WHAT TO PRODUCE: Please copy every line of the material below word for word, without changing anything.

DATASET RECORDS:

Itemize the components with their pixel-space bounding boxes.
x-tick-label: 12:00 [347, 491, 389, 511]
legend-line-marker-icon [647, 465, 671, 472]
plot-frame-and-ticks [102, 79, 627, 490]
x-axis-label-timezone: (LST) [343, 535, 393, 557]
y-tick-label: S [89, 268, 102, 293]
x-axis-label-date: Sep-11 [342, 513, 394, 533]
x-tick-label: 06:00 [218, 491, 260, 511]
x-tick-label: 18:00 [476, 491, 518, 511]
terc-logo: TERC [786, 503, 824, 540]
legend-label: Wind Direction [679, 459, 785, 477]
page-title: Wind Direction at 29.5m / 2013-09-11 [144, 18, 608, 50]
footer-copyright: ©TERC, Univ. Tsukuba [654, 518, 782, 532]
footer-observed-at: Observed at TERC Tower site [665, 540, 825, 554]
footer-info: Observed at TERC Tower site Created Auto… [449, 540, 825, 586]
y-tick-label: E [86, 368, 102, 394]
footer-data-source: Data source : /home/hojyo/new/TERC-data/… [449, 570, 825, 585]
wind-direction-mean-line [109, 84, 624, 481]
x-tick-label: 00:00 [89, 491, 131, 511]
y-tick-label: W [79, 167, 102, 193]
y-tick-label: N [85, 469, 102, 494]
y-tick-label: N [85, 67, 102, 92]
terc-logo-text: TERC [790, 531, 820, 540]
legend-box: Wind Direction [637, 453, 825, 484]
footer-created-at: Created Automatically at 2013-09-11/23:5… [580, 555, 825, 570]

EXERCISE ANSWER:
Itemize the components with their pixel-space bounding boxes.
x-tick-label: 12:00 [347, 491, 389, 511]
legend-line-marker-icon [647, 465, 671, 472]
plot-frame-and-ticks [102, 79, 627, 490]
x-axis-label-timezone: (LST) [343, 535, 393, 557]
y-tick-label: S [89, 268, 102, 293]
x-axis-label-date: Sep-11 [342, 513, 394, 533]
x-tick-label: 06:00 [218, 491, 260, 511]
x-tick-label: 18:00 [476, 491, 518, 511]
terc-logo: TERC [786, 503, 824, 540]
legend-label: Wind Direction [679, 459, 785, 477]
page-title: Wind Direction at 29.5m / 2013-09-11 [144, 18, 608, 50]
footer-copyright: ©TERC, Univ. Tsukuba [654, 518, 782, 532]
footer-observed-at: Observed at TERC Tower site [665, 540, 825, 554]
footer-info: Observed at TERC Tower site Created Auto… [449, 540, 825, 586]
y-tick-label: E [86, 368, 102, 394]
footer-data-source: Data source : /home/hojyo/new/TERC-data/… [449, 570, 825, 585]
wind-direction-mean-line [109, 84, 624, 481]
x-tick-label: 00:00 [89, 491, 131, 511]
y-tick-label: W [79, 167, 102, 193]
y-tick-label: N [85, 469, 102, 494]
y-tick-label: N [85, 67, 102, 92]
terc-logo-text: TERC [790, 531, 820, 540]
legend-box: Wind Direction [637, 453, 825, 484]
footer-created-at: Created Automatically at 2013-09-11/23:5… [580, 555, 825, 570]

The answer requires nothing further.